- What the exercise asks: Repeat the material in full. Keep every line exactly as it is.

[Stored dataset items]
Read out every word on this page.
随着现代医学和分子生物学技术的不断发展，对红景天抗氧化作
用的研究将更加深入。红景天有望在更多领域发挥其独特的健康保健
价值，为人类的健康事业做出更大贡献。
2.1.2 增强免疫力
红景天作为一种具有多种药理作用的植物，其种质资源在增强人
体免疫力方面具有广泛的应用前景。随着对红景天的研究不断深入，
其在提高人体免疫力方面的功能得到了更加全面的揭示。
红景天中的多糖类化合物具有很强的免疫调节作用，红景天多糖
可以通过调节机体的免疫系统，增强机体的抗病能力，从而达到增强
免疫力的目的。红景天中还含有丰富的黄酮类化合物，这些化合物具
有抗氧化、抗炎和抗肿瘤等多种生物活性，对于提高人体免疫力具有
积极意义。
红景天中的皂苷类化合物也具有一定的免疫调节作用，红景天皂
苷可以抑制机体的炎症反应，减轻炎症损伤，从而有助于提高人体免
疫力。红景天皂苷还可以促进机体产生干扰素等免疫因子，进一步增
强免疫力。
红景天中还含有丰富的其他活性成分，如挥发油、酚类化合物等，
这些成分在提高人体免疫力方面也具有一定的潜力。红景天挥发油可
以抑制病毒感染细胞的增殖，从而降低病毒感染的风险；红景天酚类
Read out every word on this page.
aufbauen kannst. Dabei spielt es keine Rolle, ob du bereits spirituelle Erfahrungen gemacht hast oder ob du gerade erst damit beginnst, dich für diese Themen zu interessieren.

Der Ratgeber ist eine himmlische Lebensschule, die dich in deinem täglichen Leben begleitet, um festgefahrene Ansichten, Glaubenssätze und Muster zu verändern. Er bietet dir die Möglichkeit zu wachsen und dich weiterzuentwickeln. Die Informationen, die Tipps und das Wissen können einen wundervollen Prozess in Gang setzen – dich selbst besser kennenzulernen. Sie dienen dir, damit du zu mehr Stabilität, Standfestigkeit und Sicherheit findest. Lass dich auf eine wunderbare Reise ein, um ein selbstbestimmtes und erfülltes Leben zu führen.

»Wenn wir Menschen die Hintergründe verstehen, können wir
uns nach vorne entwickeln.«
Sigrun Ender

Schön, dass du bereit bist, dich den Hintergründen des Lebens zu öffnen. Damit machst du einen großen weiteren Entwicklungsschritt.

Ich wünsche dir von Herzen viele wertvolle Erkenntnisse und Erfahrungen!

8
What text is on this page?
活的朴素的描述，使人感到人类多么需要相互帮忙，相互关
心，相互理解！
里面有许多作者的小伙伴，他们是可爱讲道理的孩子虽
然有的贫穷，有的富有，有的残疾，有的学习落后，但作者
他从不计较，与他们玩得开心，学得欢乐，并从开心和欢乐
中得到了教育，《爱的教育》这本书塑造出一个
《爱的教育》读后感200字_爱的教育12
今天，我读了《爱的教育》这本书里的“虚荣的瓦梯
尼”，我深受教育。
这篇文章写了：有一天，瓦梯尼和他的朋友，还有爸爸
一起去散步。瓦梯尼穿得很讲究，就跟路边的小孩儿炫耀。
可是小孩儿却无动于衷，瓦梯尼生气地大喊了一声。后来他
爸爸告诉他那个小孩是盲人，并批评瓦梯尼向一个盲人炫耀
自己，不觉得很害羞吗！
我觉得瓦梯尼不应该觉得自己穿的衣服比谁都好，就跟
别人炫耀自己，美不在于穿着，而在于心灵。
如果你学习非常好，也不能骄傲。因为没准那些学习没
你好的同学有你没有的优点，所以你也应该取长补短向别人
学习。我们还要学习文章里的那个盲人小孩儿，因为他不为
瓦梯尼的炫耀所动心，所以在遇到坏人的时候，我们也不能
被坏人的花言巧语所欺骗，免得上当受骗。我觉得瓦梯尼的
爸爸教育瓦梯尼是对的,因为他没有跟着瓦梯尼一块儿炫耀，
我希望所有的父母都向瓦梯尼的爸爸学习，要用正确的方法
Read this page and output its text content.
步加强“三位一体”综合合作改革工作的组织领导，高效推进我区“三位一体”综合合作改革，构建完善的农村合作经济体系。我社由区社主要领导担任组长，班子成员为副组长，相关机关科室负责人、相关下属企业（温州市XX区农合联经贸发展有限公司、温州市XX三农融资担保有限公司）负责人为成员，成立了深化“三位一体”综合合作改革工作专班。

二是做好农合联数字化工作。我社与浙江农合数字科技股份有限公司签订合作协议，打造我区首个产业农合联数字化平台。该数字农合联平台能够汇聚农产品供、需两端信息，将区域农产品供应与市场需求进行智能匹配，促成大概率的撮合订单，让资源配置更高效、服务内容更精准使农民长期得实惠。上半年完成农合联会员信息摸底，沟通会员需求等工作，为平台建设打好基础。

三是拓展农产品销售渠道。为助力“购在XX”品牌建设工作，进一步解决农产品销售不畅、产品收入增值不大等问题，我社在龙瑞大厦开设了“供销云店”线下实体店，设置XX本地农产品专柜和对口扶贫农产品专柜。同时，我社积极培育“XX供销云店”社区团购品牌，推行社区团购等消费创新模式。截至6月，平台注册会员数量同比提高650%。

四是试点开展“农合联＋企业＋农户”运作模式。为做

- Exercise output:
Read out every word on this page.
随着现代医学和分子生物学技术的不断发展，对红景天抗氧化作
用的研究将更加深入。红景天有望在更多领域发挥其独特的健康保健
价值，为人类的健康事业做出更大贡献。
2.1.2 增强免疫力
红景天作为一种具有多种药理作用的植物，其种质资源在增强人
体免疫力方面具有广泛的应用前景。随着对红景天的研究不断深入，
其在提高人体免疫力方面的功能得到了更加全面的揭示。
红景天中的多糖类化合物具有很强的免疫调节作用，红景天多糖
可以通过调节机体的免疫系统，增强机体的抗病能力，从而达到增强
免疫力的目的。红景天中还含有丰富的黄酮类化合物，这些化合物具
有抗氧化、抗炎和抗肿瘤等多种生物活性，对于提高人体免疫力具有
积极意义。
红景天中的皂苷类化合物也具有一定的免疫调节作用，红景天皂
苷可以抑制机体的炎症反应，减轻炎症损伤，从而有助于提高人体免
疫力。红景天皂苷还可以促进机体产生干扰素等免疫因子，进一步增
强免疫力。
红景天中还含有丰富的其他活性成分，如挥发油、酚类化合物等，
这些成分在提高人体免疫力方面也具有一定的潜力。红景天挥发油可
以抑制病毒感染细胞的增殖，从而降低病毒感染的风险；红景天酚类
Read out every word on this page.
aufbauen kannst. Dabei spielt es keine Rolle, ob du bereits spirituelle Erfahrungen gemacht hast oder ob du gerade erst damit beginnst, dich für diese Themen zu interessieren.

Der Ratgeber ist eine himmlische Lebensschule, die dich in deinem täglichen Leben begleitet, um festgefahrene Ansichten, Glaubenssätze und Muster zu verändern. Er bietet dir die Möglichkeit zu wachsen und dich weiterzuentwickeln. Die Informationen, die Tipps und das Wissen können einen wundervollen Prozess in Gang setzen – dich selbst besser kennenzulernen. Sie dienen dir, damit du zu mehr Stabilität, Standfestigkeit und Sicherheit findest. Lass dich auf eine wunderbare Reise ein, um ein selbstbestimmtes und erfülltes Leben zu führen.

»Wenn wir Menschen die Hintergründe verstehen, können wir
uns nach vorne entwickeln.«
Sigrun Ender

Schön, dass du bereit bist, dich den Hintergründen des Lebens zu öffnen. Damit machst du einen großen weiteren Entwicklungsschritt.

Ich wünsche dir von Herzen viele wertvolle Erkenntnisse und Erfahrungen!

8
What text is on this page?
活的朴素的描述，使人感到人类多么需要相互帮忙，相互关
心，相互理解！
里面有许多作者的小伙伴，他们是可爱讲道理的孩子虽
然有的贫穷，有的富有，有的残疾，有的学习落后，但作者
他从不计较，与他们玩得开心，学得欢乐，并从开心和欢乐
中得到了教育，《爱的教育》这本书塑造出一个
《爱的教育》读后感200字_爱的教育12
今天，我读了《爱的教育》这本书里的“虚荣的瓦梯
尼”，我深受教育。
这篇文章写了：有一天，瓦梯尼和他的朋友，还有爸爸
一起去散步。瓦梯尼穿得很讲究，就跟路边的小孩儿炫耀。
可是小孩儿却无动于衷，瓦梯尼生气地大喊了一声。后来他
爸爸告诉他那个小孩是盲人，并批评瓦梯尼向一个盲人炫耀
自己，不觉得很害羞吗！
我觉得瓦梯尼不应该觉得自己穿的衣服比谁都好，就跟
别人炫耀自己，美不在于穿着，而在于心灵。
如果你学习非常好，也不能骄傲。因为没准那些学习没
你好的同学有你没有的优点，所以你也应该取长补短向别人
学习。我们还要学习文章里的那个盲人小孩儿，因为他不为
瓦梯尼的炫耀所动心，所以在遇到坏人的时候，我们也不能
被坏人的花言巧语所欺骗，免得上当受骗。我觉得瓦梯尼的
爸爸教育瓦梯尼是对的,因为他没有跟着瓦梯尼一块儿炫耀，
我希望所有的父母都向瓦梯尼的爸爸学习，要用正确的方法
Read this page and output its text content.
步加强“三位一体”综合合作改革工作的组织领导，高效推进我区“三位一体”综合合作改革，构建完善的农村合作经济体系。我社由区社主要领导担任组长，班子成员为副组长，相关机关科室负责人、相关下属企业（温州市XX区农合联经贸发展有限公司、温州市XX三农融资担保有限公司）负责人为成员，成立了深化“三位一体”综合合作改革工作专班。

二是做好农合联数字化工作。我社与浙江农合数字科技股份有限公司签订合作协议，打造我区首个产业农合联数字化平台。该数字农合联平台能够汇聚农产品供、需两端信息，将区域农产品供应与市场需求进行智能匹配，促成大概率的撮合订单，让资源配置更高效、服务内容更精准使农民长期得实惠。上半年完成农合联会员信息摸底，沟通会员需求等工作，为平台建设打好基础。

三是拓展农产品销售渠道。为助力“购在XX”品牌建设工作，进一步解决农产品销售不畅、产品收入增值不大等问题，我社在龙瑞大厦开设了“供销云店”线下实体店，设置XX本地农产品专柜和对口扶贫农产品专柜。同时，我社积极培育“XX供销云店”社区团购品牌，推行社区团购等消费创新模式。截至6月，平台注册会员数量同比提高650%。

四是试点开展“农合联＋企业＋农户”运作模式。为做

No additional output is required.